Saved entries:
-------

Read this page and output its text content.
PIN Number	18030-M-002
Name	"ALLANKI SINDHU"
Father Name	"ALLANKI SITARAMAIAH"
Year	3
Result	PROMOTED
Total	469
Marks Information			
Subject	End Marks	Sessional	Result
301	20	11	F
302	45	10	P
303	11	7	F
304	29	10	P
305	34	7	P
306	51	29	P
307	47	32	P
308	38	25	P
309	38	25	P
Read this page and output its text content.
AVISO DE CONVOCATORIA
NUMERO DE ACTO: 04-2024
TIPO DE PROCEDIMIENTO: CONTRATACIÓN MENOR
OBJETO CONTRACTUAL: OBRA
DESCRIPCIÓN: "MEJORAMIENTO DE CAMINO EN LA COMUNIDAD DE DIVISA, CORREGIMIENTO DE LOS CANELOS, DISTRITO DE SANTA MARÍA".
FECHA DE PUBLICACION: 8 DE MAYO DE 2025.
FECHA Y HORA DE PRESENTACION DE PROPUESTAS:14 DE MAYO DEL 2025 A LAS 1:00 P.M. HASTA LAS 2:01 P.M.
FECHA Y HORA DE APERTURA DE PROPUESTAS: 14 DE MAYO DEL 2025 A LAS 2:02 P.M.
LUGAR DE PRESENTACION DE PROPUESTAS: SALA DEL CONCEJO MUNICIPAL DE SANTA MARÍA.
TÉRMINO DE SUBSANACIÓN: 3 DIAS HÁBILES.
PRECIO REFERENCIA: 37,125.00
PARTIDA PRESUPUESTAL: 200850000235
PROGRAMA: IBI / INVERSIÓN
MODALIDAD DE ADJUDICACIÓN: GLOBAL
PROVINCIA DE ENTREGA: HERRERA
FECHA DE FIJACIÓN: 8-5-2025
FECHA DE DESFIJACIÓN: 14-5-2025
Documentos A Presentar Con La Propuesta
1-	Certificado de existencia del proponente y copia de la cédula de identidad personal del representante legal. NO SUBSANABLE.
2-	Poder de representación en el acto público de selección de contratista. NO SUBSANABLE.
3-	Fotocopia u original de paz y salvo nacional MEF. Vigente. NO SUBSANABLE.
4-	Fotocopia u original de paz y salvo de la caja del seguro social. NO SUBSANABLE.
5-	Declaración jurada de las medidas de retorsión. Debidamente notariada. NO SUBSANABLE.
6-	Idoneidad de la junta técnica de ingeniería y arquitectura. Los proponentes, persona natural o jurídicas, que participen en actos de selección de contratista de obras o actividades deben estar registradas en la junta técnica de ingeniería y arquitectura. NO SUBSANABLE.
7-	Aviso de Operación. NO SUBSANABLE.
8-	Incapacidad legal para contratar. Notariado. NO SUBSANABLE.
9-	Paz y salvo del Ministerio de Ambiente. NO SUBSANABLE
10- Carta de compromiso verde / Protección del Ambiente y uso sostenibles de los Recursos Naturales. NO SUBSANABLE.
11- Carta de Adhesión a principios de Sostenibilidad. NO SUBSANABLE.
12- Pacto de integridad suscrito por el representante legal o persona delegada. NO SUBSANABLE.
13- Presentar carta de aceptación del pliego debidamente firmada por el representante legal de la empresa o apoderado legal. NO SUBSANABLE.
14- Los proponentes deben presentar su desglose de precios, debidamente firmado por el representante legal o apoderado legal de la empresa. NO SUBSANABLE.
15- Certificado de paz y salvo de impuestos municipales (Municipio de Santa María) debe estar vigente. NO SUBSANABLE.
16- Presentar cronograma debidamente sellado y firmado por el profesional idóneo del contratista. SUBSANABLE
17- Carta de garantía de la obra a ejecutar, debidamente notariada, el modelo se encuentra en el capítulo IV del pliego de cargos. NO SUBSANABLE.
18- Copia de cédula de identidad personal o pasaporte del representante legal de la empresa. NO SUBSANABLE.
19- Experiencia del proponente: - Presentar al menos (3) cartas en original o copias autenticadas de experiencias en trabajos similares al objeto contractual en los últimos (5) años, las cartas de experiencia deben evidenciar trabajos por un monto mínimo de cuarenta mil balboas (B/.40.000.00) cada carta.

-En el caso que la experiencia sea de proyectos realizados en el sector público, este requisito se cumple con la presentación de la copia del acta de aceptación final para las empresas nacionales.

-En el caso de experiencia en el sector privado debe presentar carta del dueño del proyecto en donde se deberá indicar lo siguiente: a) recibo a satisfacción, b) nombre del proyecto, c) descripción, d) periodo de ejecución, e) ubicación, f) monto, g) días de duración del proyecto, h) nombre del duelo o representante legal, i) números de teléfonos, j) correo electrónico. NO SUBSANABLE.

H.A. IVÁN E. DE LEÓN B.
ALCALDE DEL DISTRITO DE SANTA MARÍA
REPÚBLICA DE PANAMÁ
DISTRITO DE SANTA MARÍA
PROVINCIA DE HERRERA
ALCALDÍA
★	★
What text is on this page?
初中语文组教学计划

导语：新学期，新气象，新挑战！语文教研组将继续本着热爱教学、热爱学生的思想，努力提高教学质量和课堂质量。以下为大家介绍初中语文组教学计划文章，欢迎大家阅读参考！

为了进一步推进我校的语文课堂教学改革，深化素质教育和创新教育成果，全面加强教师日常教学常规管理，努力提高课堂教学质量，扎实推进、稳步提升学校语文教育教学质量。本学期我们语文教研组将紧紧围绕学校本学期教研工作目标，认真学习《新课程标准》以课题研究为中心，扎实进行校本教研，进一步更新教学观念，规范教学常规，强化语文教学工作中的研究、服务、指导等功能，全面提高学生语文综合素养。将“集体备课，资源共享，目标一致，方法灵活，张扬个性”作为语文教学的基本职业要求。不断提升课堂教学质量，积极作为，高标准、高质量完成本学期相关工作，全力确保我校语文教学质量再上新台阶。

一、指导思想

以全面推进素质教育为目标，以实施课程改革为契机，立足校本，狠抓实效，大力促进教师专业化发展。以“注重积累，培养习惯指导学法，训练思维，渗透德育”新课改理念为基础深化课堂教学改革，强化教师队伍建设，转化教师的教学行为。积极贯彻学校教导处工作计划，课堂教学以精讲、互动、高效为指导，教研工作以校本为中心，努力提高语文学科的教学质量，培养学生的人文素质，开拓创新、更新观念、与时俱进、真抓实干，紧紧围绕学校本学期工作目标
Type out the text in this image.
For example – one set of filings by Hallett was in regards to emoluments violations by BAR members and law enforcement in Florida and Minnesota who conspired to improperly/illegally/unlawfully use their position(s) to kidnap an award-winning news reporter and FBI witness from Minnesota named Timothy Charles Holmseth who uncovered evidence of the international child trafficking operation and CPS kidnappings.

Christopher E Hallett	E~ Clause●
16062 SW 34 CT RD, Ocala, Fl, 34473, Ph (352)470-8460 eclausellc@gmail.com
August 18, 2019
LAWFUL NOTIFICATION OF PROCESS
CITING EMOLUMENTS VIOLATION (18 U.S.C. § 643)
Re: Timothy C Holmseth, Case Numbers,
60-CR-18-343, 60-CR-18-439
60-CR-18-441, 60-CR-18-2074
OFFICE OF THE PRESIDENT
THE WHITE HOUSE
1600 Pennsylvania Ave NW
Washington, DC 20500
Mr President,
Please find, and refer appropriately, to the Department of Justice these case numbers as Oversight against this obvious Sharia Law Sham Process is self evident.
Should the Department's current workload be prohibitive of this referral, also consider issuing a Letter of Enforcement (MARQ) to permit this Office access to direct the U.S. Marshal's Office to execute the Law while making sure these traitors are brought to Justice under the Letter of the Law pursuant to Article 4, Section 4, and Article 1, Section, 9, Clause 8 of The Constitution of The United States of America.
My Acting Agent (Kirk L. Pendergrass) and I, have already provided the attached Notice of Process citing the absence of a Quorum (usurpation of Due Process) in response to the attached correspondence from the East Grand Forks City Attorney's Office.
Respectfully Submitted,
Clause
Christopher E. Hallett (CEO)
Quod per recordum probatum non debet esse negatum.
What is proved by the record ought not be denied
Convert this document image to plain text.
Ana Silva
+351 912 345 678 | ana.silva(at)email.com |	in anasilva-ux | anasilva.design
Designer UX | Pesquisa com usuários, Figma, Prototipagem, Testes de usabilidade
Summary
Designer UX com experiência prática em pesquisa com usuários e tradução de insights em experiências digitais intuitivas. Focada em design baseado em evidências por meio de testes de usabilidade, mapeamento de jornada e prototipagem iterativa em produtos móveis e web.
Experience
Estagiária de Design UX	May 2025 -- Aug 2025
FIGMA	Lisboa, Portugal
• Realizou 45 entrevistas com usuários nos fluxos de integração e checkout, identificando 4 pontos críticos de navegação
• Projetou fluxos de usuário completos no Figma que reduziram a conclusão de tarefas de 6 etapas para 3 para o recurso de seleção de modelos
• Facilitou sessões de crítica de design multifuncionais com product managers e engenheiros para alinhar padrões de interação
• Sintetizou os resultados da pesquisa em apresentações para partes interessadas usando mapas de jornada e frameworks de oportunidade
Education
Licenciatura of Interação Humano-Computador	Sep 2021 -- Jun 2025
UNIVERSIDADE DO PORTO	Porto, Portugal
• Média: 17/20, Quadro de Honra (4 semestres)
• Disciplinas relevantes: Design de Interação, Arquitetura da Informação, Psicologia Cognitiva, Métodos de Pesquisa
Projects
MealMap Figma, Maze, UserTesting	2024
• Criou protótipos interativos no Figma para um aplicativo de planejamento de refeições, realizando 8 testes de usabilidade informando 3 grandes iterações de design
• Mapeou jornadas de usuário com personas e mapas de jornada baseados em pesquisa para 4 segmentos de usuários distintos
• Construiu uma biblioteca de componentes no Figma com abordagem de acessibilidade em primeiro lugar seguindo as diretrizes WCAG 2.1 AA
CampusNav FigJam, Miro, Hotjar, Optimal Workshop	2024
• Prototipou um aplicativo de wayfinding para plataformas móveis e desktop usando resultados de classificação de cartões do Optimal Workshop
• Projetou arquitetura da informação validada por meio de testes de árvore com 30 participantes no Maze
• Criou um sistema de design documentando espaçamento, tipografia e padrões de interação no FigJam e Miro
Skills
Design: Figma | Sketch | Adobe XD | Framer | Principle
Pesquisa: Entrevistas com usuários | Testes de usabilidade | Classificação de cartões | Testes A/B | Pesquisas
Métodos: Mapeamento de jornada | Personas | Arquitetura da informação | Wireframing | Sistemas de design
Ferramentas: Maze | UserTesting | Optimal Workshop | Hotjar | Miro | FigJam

-------

YOUR OBJECTIVE
Copy each line above that contains the string "Christopher".

RESULT FOR THIS TASK
Christopher E Hallett	E~ Clause●
Christopher E. Hallett (CEO)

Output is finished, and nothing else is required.